/---

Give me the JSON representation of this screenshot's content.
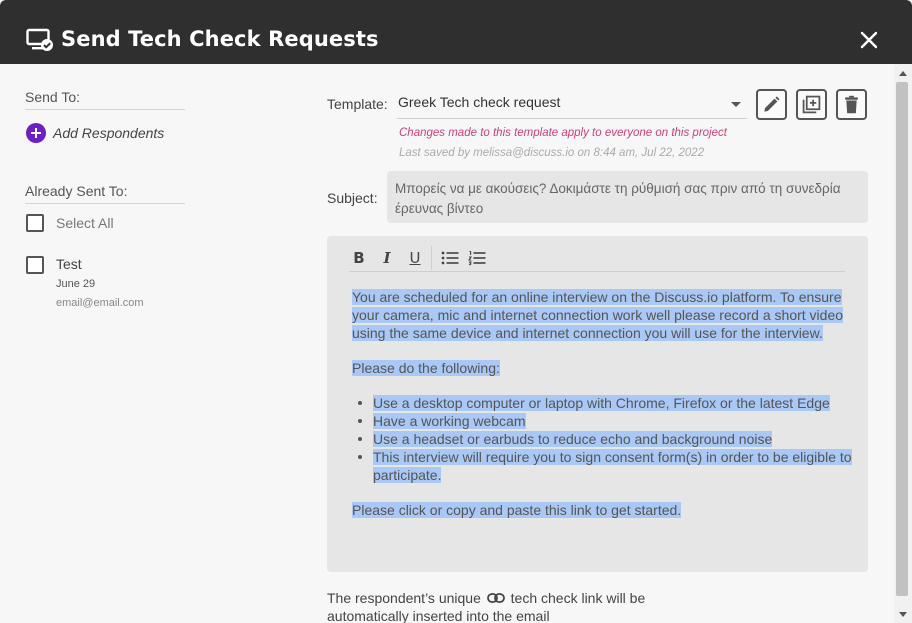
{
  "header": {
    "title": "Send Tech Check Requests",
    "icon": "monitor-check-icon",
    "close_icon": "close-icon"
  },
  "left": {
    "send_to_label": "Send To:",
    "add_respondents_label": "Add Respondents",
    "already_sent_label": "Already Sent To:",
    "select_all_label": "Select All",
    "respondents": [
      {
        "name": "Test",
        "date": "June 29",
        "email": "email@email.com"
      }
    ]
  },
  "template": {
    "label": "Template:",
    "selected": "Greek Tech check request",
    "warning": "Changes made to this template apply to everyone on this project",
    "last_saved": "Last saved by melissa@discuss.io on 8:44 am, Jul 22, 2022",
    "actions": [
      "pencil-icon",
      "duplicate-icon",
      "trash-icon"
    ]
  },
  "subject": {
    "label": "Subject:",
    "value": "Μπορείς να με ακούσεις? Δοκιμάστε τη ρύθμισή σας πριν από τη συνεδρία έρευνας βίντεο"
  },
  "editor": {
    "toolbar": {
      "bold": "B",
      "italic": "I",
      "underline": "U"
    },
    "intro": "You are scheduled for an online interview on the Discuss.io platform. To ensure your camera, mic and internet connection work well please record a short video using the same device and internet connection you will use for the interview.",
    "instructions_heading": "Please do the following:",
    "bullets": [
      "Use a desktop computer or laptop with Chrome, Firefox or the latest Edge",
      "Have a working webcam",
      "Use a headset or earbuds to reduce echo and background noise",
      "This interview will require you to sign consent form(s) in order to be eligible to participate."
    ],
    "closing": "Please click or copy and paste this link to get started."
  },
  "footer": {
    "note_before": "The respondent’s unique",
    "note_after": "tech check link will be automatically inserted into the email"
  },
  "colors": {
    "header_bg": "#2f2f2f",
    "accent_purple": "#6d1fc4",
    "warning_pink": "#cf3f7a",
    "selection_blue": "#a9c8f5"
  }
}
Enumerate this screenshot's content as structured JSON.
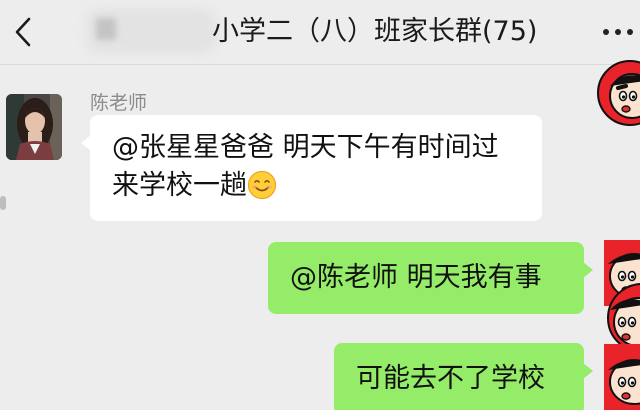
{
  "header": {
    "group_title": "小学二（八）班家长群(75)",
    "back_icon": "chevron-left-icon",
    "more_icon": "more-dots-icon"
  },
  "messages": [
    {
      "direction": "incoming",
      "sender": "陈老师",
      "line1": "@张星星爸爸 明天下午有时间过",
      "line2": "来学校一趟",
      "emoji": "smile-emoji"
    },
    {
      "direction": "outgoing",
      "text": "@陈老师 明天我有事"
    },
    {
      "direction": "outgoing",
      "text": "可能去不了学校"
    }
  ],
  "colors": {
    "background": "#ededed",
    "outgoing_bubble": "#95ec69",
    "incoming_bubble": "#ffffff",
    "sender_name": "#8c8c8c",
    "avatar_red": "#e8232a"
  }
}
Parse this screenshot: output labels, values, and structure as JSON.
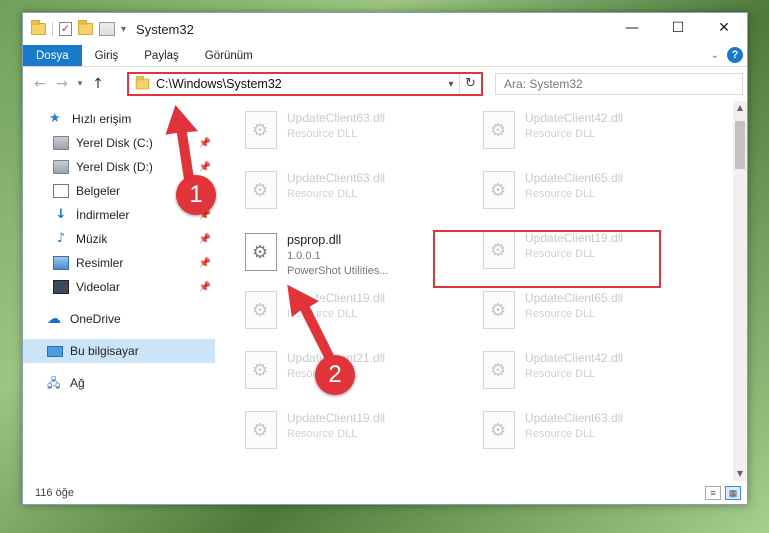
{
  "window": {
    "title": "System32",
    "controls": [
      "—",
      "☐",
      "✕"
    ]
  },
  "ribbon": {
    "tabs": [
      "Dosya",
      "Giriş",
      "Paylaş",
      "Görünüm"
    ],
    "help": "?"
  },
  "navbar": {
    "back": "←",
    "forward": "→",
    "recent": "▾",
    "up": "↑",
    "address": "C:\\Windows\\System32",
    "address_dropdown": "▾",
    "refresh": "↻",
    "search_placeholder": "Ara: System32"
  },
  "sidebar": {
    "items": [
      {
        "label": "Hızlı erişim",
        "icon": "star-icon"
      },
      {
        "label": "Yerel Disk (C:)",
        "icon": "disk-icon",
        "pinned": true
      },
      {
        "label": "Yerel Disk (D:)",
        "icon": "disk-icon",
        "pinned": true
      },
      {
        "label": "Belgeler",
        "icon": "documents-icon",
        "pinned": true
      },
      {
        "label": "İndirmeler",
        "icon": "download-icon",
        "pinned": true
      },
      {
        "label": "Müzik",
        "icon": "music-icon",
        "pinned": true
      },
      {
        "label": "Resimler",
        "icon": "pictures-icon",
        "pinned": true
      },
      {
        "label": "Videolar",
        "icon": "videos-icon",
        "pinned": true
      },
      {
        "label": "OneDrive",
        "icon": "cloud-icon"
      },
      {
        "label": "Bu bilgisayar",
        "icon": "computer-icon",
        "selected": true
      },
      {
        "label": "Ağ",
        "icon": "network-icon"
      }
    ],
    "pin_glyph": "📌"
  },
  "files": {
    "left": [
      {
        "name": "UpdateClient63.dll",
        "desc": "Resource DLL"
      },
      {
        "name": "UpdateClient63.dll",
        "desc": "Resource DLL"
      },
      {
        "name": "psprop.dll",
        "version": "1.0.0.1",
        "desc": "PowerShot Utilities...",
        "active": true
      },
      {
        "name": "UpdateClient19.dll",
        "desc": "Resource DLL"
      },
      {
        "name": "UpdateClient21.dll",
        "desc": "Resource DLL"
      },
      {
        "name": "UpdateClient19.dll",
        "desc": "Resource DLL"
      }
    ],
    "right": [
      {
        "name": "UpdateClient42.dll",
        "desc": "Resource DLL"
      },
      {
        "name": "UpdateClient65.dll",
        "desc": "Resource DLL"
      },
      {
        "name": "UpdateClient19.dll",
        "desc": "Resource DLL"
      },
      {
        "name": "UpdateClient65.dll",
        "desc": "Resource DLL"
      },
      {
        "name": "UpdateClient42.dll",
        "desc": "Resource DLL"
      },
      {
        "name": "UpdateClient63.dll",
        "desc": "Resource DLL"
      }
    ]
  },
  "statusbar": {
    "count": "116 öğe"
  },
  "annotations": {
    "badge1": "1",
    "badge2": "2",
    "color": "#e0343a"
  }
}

\---
/---

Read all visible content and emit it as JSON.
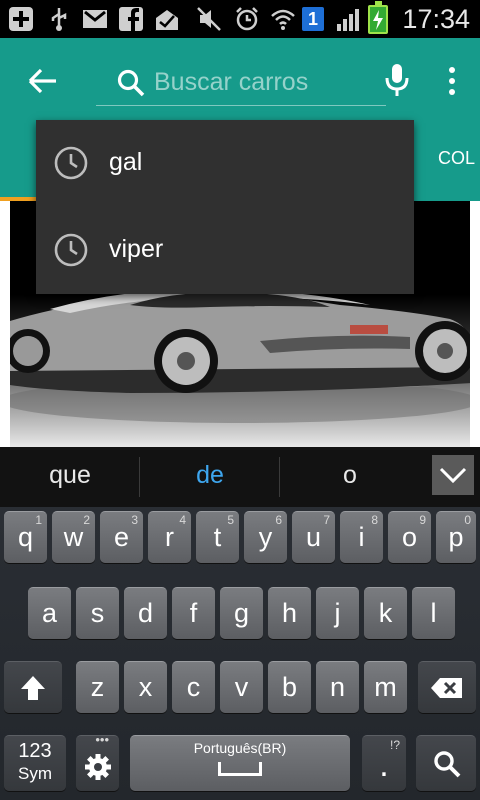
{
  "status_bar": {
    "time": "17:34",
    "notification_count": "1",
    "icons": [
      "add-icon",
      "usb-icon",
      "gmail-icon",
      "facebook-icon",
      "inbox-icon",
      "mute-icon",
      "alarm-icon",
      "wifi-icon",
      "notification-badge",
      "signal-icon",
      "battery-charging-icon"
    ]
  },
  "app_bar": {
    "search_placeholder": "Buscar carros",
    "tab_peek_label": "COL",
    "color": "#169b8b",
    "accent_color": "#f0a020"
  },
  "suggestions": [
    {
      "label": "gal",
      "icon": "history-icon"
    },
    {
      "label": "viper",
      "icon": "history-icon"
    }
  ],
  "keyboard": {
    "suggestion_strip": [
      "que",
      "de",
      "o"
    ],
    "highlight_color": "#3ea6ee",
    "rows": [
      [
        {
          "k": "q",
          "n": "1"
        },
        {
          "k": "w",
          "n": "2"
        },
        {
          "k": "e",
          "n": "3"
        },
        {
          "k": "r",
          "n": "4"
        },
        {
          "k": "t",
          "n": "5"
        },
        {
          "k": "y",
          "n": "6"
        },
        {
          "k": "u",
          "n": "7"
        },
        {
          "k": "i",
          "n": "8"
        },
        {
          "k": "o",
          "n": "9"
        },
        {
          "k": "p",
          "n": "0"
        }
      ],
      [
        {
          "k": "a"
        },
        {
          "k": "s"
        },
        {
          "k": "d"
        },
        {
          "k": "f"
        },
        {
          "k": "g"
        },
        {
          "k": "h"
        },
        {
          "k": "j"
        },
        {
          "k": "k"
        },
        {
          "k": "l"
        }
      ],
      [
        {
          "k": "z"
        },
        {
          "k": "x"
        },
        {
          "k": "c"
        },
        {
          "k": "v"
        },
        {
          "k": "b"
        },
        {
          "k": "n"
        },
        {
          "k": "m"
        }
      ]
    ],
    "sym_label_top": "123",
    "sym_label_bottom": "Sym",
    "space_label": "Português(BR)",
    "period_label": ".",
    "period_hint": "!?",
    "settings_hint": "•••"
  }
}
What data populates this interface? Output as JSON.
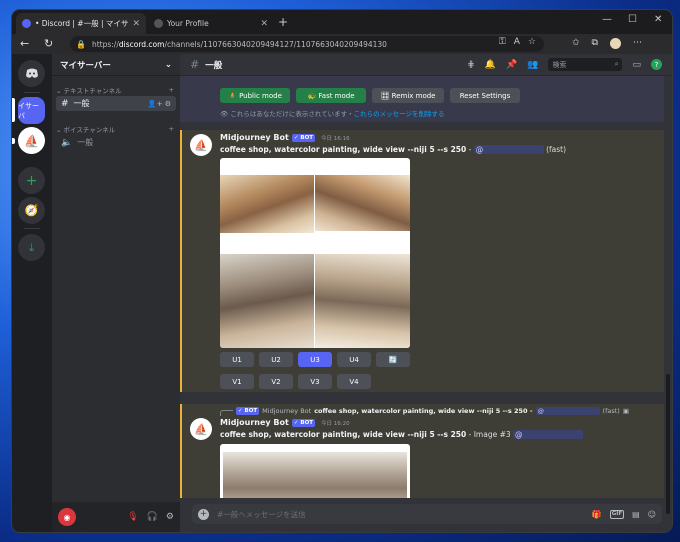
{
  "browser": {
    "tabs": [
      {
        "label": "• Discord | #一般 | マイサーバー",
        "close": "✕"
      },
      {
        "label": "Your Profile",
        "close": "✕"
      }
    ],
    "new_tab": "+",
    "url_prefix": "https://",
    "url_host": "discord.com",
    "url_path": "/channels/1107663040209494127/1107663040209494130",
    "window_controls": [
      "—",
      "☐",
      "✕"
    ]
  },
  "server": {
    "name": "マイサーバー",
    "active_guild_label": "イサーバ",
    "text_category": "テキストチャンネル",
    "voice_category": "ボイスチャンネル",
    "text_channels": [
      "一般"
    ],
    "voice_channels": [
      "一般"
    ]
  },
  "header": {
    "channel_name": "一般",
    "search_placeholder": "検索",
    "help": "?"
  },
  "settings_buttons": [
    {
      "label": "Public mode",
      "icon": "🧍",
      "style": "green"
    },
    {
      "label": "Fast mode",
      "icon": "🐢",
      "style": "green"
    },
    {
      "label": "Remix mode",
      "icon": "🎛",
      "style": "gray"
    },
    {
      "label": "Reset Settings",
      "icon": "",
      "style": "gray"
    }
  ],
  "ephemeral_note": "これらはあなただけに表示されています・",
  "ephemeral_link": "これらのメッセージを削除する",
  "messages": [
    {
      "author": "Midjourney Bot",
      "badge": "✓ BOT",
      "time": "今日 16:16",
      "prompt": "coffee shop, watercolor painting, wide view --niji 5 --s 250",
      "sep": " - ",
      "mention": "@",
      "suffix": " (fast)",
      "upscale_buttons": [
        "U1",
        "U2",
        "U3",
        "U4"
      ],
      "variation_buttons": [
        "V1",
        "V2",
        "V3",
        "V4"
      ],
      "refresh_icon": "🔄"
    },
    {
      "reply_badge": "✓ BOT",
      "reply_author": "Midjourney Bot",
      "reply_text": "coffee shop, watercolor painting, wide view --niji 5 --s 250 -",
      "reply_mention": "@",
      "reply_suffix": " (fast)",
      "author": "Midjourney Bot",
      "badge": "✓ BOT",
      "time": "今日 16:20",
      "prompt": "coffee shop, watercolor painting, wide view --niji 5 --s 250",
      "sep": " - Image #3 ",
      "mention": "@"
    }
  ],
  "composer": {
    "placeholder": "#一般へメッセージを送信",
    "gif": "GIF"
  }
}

\---
/---

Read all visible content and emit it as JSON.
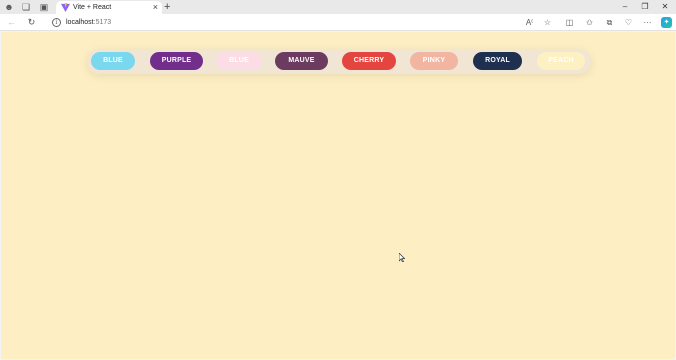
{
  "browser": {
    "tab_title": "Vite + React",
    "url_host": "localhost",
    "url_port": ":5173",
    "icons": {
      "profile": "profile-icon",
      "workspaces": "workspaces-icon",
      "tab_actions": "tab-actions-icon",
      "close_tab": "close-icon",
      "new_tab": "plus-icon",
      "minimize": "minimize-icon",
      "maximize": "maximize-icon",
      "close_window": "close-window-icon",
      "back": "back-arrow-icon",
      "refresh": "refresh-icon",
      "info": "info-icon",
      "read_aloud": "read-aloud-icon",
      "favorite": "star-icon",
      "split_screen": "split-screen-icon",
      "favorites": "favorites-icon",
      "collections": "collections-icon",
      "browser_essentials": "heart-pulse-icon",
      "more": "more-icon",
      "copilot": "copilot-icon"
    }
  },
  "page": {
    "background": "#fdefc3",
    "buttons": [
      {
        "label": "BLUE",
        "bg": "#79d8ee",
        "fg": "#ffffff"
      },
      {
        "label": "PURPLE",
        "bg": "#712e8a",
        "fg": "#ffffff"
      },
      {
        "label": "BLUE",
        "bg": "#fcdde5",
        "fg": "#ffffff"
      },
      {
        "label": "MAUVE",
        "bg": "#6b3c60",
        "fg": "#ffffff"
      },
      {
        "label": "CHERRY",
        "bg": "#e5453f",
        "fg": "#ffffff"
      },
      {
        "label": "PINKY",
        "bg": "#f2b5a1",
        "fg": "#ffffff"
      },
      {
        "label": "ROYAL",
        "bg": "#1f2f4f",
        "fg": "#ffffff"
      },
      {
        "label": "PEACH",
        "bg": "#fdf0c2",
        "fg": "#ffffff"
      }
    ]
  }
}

\---

GIVEN INSTRUCTION: Every line holding "screenshot" should be copied out.

PROBLEM SOLUTION:
Give me the JSON representation of this screenshot's content.
Enumerate this screenshot's content as structured JSON.
Parse this screenshot: output labels, values, and structure as JSON.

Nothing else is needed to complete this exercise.